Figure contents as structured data
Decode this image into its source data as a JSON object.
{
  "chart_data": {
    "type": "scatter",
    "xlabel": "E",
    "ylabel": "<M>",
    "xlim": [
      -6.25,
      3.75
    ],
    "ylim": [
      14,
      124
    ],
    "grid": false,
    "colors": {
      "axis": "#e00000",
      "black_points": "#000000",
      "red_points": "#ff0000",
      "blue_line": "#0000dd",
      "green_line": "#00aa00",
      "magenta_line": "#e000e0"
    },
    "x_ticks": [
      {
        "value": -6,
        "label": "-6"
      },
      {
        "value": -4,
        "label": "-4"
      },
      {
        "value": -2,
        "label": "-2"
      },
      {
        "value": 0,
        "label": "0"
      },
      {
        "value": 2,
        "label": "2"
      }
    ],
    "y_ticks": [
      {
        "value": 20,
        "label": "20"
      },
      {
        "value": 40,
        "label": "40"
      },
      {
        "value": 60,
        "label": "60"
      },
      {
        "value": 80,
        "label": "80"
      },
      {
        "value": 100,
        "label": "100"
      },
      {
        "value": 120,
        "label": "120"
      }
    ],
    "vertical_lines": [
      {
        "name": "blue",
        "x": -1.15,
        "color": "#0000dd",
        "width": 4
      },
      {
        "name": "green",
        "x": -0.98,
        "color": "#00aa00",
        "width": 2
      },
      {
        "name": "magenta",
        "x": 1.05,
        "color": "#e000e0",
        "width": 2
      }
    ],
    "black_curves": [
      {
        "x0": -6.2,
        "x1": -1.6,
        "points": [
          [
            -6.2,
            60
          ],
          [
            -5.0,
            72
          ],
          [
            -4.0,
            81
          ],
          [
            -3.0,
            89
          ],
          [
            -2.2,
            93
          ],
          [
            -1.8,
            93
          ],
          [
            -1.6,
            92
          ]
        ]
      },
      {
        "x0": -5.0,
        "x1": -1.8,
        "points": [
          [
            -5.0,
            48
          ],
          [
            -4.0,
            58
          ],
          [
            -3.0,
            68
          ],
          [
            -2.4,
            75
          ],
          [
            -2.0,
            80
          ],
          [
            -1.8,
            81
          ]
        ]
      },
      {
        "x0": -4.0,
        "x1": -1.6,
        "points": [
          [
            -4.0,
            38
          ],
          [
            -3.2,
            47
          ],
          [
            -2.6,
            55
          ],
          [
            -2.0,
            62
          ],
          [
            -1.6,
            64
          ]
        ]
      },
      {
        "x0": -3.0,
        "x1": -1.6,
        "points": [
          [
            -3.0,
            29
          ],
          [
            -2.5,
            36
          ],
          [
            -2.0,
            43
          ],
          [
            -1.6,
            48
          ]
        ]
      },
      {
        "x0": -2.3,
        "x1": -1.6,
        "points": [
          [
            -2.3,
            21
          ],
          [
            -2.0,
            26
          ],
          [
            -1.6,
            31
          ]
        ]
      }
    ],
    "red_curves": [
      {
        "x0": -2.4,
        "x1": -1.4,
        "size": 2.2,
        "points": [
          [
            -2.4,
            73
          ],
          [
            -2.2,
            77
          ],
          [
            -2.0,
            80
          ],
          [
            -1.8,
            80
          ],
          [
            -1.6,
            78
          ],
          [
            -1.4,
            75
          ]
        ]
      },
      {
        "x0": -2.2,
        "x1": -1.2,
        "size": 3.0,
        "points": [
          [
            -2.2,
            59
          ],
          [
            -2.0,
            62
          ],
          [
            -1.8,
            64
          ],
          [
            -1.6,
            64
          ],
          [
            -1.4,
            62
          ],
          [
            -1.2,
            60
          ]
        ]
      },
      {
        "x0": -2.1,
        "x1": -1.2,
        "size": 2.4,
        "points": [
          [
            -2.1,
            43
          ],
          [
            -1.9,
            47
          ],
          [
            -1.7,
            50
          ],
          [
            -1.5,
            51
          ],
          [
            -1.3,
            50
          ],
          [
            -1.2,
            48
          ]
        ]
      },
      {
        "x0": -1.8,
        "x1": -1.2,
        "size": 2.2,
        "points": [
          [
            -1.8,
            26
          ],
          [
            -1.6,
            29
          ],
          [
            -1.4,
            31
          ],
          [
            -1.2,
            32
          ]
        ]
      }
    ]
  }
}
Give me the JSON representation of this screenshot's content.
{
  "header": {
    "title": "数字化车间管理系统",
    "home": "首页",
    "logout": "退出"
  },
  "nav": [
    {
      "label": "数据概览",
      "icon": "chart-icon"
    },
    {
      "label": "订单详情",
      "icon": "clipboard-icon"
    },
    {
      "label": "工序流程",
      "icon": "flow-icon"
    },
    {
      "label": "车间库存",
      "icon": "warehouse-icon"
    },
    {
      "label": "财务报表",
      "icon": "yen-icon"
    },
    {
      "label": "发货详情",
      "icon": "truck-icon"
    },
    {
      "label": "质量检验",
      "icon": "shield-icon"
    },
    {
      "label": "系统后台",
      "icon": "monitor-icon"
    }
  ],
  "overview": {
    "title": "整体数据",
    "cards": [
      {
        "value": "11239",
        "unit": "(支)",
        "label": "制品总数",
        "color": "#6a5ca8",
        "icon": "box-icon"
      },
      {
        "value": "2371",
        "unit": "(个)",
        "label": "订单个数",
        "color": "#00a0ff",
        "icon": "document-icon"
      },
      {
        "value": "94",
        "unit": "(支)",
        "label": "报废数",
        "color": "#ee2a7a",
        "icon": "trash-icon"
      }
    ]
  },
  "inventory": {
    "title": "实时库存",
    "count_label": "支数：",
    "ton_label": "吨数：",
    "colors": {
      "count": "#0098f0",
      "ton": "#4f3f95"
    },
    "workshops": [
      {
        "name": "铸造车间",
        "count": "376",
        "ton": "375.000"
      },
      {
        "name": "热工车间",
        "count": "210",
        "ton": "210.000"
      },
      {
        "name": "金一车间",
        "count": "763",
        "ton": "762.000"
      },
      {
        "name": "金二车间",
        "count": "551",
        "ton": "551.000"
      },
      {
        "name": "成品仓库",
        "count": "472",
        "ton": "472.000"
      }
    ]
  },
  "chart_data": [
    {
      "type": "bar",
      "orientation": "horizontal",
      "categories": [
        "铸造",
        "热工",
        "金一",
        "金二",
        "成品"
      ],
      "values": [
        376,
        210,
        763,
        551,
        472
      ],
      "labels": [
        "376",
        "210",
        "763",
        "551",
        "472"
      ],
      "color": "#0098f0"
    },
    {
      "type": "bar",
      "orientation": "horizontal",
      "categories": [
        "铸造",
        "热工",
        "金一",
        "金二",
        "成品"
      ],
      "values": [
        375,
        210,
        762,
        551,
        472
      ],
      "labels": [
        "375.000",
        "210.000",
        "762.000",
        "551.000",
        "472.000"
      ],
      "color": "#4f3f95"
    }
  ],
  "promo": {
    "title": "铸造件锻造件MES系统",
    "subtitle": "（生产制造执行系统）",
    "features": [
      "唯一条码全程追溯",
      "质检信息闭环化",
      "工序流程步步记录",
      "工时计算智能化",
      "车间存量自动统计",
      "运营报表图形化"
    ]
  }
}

Exercise goal
Repeat every record exactly as written, please.

Result of this task
Decode this image into its source data as a JSON object.
{
  "chart_data": {
    "type": "scatter",
    "xlabel": "E",
    "ylabel": "<M>",
    "xlim": [
      -6.25,
      3.75
    ],
    "ylim": [
      14,
      124
    ],
    "grid": false,
    "colors": {
      "axis": "#e00000",
      "black_points": "#000000",
      "red_points": "#ff0000",
      "blue_line": "#0000dd",
      "green_line": "#00aa00",
      "magenta_line": "#e000e0"
    },
    "x_ticks": [
      {
        "value": -6,
        "label": "-6"
      },
      {
        "value": -4,
        "label": "-4"
      },
      {
        "value": -2,
        "label": "-2"
      },
      {
        "value": 0,
        "label": "0"
      },
      {
        "value": 2,
        "label": "2"
      }
    ],
    "y_ticks": [
      {
        "value": 20,
        "label": "20"
      },
      {
        "value": 40,
        "label": "40"
      },
      {
        "value": 60,
        "label": "60"
      },
      {
        "value": 80,
        "label": "80"
      },
      {
        "value": 100,
        "label": "100"
      },
      {
        "value": 120,
        "label": "120"
      }
    ],
    "vertical_lines": [
      {
        "name": "blue",
        "x": -1.15,
        "color": "#0000dd",
        "width": 4
      },
      {
        "name": "green",
        "x": -0.98,
        "color": "#00aa00",
        "width": 2
      },
      {
        "name": "magenta",
        "x": 1.05,
        "color": "#e000e0",
        "width": 2
      }
    ],
    "black_curves": [
      {
        "x0": -6.2,
        "x1": -1.6,
        "points": [
          [
            -6.2,
            60
          ],
          [
            -5.0,
            72
          ],
          [
            -4.0,
            81
          ],
          [
            -3.0,
            89
          ],
          [
            -2.2,
            93
          ],
          [
            -1.8,
            93
          ],
          [
            -1.6,
            92
          ]
        ]
      },
      {
        "x0": -5.0,
        "x1": -1.8,
        "points": [
          [
            -5.0,
            48
          ],
          [
            -4.0,
            58
          ],
          [
            -3.0,
            68
          ],
          [
            -2.4,
            75
          ],
          [
            -2.0,
            80
          ],
          [
            -1.8,
            81
          ]
        ]
      },
      {
        "x0": -4.0,
        "x1": -1.6,
        "points": [
          [
            -4.0,
            38
          ],
          [
            -3.2,
            47
          ],
          [
            -2.6,
            55
          ],
          [
            -2.0,
            62
          ],
          [
            -1.6,
            64
          ]
        ]
      },
      {
        "x0": -3.0,
        "x1": -1.6,
        "points": [
          [
            -3.0,
            29
          ],
          [
            -2.5,
            36
          ],
          [
            -2.0,
            43
          ],
          [
            -1.6,
            48
          ]
        ]
      },
      {
        "x0": -2.3,
        "x1": -1.6,
        "points": [
          [
            -2.3,
            21
          ],
          [
            -2.0,
            26
          ],
          [
            -1.6,
            31
          ]
        ]
      }
    ],
    "red_curves": [
      {
        "x0": -2.4,
        "x1": -1.4,
        "size": 2.2,
        "points": [
          [
            -2.4,
            73
          ],
          [
            -2.2,
            77
          ],
          [
            -2.0,
            80
          ],
          [
            -1.8,
            80
          ],
          [
            -1.6,
            78
          ],
          [
            -1.4,
            75
          ]
        ]
      },
      {
        "x0": -2.2,
        "x1": -1.2,
        "size": 3.0,
        "points": [
          [
            -2.2,
            59
          ],
          [
            -2.0,
            62
          ],
          [
            -1.8,
            64
          ],
          [
            -1.6,
            64
          ],
          [
            -1.4,
            62
          ],
          [
            -1.2,
            60
          ]
        ]
      },
      {
        "x0": -2.1,
        "x1": -1.2,
        "size": 2.4,
        "points": [
          [
            -2.1,
            43
          ],
          [
            -1.9,
            47
          ],
          [
            -1.7,
            50
          ],
          [
            -1.5,
            51
          ],
          [
            -1.3,
            50
          ],
          [
            -1.2,
            48
          ]
        ]
      },
      {
        "x0": -1.8,
        "x1": -1.2,
        "size": 2.2,
        "points": [
          [
            -1.8,
            26
          ],
          [
            -1.6,
            29
          ],
          [
            -1.4,
            31
          ],
          [
            -1.2,
            32
          ]
        ]
      }
    ]
  }
}
Give me the JSON representation of this screenshot's content.
{
  "header": {
    "title": "数字化车间管理系统",
    "home": "首页",
    "logout": "退出"
  },
  "nav": [
    {
      "label": "数据概览",
      "icon": "chart-icon"
    },
    {
      "label": "订单详情",
      "icon": "clipboard-icon"
    },
    {
      "label": "工序流程",
      "icon": "flow-icon"
    },
    {
      "label": "车间库存",
      "icon": "warehouse-icon"
    },
    {
      "label": "财务报表",
      "icon": "yen-icon"
    },
    {
      "label": "发货详情",
      "icon": "truck-icon"
    },
    {
      "label": "质量检验",
      "icon": "shield-icon"
    },
    {
      "label": "系统后台",
      "icon": "monitor-icon"
    }
  ],
  "overview": {
    "title": "整体数据",
    "cards": [
      {
        "value": "11239",
        "unit": "(支)",
        "label": "制品总数",
        "color": "#6a5ca8",
        "icon": "box-icon"
      },
      {
        "value": "2371",
        "unit": "(个)",
        "label": "订单个数",
        "color": "#00a0ff",
        "icon": "document-icon"
      },
      {
        "value": "94",
        "unit": "(支)",
        "label": "报废数",
        "color": "#ee2a7a",
        "icon": "trash-icon"
      }
    ]
  },
  "inventory": {
    "title": "实时库存",
    "count_label": "支数：",
    "ton_label": "吨数：",
    "colors": {
      "count": "#0098f0",
      "ton": "#4f3f95"
    },
    "workshops": [
      {
        "name": "铸造车间",
        "count": "376",
        "ton": "375.000"
      },
      {
        "name": "热工车间",
        "count": "210",
        "ton": "210.000"
      },
      {
        "name": "金一车间",
        "count": "763",
        "ton": "762.000"
      },
      {
        "name": "金二车间",
        "count": "551",
        "ton": "551.000"
      },
      {
        "name": "成品仓库",
        "count": "472",
        "ton": "472.000"
      }
    ]
  },
  "chart_data": [
    {
      "type": "bar",
      "orientation": "horizontal",
      "categories": [
        "铸造",
        "热工",
        "金一",
        "金二",
        "成品"
      ],
      "values": [
        376,
        210,
        763,
        551,
        472
      ],
      "labels": [
        "376",
        "210",
        "763",
        "551",
        "472"
      ],
      "color": "#0098f0"
    },
    {
      "type": "bar",
      "orientation": "horizontal",
      "categories": [
        "铸造",
        "热工",
        "金一",
        "金二",
        "成品"
      ],
      "values": [
        375,
        210,
        762,
        551,
        472
      ],
      "labels": [
        "375.000",
        "210.000",
        "762.000",
        "551.000",
        "472.000"
      ],
      "color": "#4f3f95"
    }
  ],
  "promo": {
    "title": "铸造件锻造件MES系统",
    "subtitle": "（生产制造执行系统）",
    "features": [
      "唯一条码全程追溯",
      "质检信息闭环化",
      "工序流程步步记录",
      "工时计算智能化",
      "车间存量自动统计",
      "运营报表图形化"
    ]
  }
}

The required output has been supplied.